▶ Short task
Count lines holding the word "ylabel". Only the number is wanted.

▶ Data provided
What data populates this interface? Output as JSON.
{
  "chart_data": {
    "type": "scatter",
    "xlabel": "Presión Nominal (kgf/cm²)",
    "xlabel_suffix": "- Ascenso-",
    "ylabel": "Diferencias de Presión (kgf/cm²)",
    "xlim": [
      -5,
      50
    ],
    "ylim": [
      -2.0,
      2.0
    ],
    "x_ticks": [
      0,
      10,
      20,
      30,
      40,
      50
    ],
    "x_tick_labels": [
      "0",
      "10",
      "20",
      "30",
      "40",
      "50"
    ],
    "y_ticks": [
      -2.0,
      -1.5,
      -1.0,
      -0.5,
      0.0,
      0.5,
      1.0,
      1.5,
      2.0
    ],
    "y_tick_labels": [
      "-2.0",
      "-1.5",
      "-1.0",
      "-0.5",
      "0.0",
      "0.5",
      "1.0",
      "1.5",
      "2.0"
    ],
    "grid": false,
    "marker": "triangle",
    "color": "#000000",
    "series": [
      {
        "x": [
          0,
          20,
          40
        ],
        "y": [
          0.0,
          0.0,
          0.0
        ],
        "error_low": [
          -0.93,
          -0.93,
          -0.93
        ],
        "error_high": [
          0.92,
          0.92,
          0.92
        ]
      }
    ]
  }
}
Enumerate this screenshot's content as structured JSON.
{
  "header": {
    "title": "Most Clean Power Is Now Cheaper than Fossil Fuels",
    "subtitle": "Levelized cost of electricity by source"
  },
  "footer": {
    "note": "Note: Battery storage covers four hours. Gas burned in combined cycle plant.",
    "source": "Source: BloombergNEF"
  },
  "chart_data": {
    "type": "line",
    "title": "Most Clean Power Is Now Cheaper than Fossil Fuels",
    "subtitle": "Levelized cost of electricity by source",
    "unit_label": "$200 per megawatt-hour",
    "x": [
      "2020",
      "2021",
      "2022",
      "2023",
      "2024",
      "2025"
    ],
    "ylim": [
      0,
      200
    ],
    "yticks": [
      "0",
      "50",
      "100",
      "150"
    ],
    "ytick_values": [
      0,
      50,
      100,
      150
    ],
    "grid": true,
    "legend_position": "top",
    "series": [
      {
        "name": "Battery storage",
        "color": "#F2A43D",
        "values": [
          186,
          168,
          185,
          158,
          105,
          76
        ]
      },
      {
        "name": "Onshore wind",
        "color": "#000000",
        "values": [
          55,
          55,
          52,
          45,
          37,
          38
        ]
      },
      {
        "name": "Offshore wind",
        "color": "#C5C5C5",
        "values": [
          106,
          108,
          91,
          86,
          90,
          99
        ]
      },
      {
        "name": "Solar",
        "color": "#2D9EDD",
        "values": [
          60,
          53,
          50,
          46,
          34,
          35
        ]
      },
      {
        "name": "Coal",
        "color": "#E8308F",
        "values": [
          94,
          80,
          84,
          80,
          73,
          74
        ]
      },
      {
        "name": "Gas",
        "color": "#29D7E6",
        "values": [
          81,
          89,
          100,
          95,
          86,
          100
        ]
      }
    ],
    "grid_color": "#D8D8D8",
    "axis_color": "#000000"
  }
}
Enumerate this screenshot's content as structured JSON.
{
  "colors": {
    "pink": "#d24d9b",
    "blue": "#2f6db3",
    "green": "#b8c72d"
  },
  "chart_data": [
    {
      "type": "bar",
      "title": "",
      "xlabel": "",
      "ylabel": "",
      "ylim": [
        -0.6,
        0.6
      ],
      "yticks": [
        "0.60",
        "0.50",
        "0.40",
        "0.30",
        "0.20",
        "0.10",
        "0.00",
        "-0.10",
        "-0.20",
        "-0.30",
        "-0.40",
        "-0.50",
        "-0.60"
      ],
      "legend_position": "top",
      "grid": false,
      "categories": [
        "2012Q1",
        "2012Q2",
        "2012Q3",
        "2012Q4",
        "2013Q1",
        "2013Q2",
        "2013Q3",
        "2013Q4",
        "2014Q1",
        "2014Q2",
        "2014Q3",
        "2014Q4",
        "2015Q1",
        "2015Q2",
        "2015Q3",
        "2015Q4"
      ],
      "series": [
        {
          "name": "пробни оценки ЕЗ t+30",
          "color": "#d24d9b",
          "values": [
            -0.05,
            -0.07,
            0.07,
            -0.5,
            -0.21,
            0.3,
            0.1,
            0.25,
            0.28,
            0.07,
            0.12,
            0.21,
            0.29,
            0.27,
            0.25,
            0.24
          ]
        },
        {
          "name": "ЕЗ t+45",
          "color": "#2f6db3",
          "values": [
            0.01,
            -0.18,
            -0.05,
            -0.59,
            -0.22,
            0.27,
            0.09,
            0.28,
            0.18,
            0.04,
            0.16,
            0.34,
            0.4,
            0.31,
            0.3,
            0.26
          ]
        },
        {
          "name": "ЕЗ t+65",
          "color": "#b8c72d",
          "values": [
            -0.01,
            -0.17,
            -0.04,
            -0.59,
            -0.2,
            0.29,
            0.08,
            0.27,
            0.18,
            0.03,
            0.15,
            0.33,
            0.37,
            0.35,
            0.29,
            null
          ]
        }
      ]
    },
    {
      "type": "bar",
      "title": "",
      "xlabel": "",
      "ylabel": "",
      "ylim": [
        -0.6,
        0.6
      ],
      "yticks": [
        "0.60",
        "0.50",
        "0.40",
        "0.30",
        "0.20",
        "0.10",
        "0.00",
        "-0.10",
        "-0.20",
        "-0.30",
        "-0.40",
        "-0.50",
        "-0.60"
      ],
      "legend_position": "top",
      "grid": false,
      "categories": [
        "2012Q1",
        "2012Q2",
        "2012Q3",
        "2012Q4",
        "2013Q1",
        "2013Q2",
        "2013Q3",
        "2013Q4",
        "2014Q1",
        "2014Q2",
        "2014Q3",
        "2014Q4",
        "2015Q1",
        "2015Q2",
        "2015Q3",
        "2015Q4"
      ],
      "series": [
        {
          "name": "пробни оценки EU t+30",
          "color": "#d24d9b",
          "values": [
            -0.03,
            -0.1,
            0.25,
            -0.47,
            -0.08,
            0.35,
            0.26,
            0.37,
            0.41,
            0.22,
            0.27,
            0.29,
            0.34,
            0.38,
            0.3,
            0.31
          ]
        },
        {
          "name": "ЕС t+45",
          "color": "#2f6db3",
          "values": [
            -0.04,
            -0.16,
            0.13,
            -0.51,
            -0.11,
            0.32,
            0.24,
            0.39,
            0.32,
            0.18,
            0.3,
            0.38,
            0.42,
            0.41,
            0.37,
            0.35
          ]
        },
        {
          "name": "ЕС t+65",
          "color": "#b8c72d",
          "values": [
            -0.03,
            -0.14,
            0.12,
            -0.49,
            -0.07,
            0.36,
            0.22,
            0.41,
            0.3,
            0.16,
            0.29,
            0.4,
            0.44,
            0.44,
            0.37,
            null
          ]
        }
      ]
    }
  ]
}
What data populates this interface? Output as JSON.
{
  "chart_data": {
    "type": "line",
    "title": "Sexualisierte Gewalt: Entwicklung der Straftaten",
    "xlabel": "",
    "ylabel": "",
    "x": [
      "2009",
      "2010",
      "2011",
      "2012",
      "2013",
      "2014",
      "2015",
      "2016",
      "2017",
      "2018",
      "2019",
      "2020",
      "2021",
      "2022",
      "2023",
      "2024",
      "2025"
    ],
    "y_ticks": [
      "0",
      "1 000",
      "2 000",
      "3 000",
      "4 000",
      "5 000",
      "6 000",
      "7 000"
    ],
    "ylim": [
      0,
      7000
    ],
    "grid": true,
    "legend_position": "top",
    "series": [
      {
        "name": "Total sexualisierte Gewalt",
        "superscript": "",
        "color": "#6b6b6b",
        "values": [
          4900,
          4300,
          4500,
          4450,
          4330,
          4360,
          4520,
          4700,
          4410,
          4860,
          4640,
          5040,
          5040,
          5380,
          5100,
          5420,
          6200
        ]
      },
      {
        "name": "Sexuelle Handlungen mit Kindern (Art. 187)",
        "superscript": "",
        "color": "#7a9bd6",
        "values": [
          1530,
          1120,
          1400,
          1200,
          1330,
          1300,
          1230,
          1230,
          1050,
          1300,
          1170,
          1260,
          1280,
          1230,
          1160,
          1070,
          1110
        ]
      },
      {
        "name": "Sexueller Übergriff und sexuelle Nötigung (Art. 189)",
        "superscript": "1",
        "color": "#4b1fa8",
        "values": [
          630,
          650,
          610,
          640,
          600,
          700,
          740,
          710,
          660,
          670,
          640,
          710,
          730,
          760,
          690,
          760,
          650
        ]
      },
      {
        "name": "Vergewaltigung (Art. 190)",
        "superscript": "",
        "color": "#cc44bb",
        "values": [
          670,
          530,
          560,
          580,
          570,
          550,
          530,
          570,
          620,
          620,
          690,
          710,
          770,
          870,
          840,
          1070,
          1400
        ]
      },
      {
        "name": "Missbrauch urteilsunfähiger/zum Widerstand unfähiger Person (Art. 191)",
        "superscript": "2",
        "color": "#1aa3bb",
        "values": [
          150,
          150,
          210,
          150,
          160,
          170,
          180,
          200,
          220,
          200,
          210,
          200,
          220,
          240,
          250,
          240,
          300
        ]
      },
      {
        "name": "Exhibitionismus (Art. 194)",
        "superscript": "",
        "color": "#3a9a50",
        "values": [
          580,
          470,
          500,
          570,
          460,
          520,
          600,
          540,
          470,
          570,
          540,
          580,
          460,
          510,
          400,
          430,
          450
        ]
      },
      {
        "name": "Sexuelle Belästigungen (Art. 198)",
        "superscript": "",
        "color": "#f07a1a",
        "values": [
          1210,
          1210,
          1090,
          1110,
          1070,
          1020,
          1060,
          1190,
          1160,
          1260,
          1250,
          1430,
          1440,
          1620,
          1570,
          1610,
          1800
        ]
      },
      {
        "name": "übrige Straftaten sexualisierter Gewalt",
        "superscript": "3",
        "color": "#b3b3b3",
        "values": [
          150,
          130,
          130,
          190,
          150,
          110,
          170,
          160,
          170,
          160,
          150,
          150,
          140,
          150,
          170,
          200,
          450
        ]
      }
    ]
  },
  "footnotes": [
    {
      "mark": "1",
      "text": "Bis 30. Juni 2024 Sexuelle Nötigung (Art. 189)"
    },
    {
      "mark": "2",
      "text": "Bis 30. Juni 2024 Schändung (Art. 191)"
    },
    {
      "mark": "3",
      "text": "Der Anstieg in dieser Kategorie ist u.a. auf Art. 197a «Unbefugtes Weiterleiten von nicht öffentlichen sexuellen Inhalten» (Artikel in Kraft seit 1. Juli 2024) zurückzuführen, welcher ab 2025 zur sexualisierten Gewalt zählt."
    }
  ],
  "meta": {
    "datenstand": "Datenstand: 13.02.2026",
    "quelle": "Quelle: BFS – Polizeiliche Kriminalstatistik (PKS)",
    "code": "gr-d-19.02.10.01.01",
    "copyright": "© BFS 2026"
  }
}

▶ Worked answer
4